# Written problem:
Lift out each line of the data that holds "испытуемую".

# # # # #

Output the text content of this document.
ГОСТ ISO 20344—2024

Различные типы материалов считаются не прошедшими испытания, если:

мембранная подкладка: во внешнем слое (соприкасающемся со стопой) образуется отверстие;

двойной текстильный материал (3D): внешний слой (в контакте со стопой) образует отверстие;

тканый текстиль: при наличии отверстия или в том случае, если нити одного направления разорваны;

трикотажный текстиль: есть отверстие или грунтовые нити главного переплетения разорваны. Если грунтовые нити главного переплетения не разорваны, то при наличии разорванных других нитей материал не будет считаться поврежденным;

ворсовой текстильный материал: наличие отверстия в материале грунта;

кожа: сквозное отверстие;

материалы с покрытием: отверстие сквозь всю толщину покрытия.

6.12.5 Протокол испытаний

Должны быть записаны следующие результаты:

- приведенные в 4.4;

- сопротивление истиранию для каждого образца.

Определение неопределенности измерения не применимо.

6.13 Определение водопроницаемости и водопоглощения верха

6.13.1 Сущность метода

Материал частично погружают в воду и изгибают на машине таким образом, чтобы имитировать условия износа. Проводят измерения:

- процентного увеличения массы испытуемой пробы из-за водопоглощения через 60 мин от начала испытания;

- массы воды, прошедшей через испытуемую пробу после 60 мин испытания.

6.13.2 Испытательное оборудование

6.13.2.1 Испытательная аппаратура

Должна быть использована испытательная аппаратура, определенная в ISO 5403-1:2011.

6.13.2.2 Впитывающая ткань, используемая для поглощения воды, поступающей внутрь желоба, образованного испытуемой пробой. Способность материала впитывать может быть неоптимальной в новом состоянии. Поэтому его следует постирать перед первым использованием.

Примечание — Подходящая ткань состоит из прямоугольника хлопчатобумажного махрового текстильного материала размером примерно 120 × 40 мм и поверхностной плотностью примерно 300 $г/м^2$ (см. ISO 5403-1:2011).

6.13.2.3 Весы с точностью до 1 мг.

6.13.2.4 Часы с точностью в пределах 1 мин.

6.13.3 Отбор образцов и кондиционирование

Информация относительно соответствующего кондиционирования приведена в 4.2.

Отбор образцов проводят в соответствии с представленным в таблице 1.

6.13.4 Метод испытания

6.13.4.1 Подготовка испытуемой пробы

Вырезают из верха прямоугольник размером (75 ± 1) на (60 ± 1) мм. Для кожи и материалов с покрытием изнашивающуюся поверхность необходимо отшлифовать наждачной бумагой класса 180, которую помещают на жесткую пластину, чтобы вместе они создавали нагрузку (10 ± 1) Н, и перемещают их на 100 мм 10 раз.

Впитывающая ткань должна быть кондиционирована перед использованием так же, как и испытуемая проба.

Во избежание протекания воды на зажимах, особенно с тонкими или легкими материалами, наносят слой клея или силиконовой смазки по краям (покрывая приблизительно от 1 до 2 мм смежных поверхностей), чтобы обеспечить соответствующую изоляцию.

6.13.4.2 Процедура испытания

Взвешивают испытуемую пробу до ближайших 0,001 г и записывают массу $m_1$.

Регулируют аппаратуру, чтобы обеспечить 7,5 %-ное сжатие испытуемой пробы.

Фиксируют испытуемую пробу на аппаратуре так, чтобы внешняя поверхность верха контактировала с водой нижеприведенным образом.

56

# # # # #

# Result:
- массы воды, прошедшей через испытуемую пробу после 60 мин испытания.
Взвешивают испытуемую пробу до ближайших 0,001 г и записывают массу $m_1$.
Фиксируют испытуемую пробу на аппаратуре так, чтобы внешняя поверхность верха контактировала с водой нижеприведенным образом.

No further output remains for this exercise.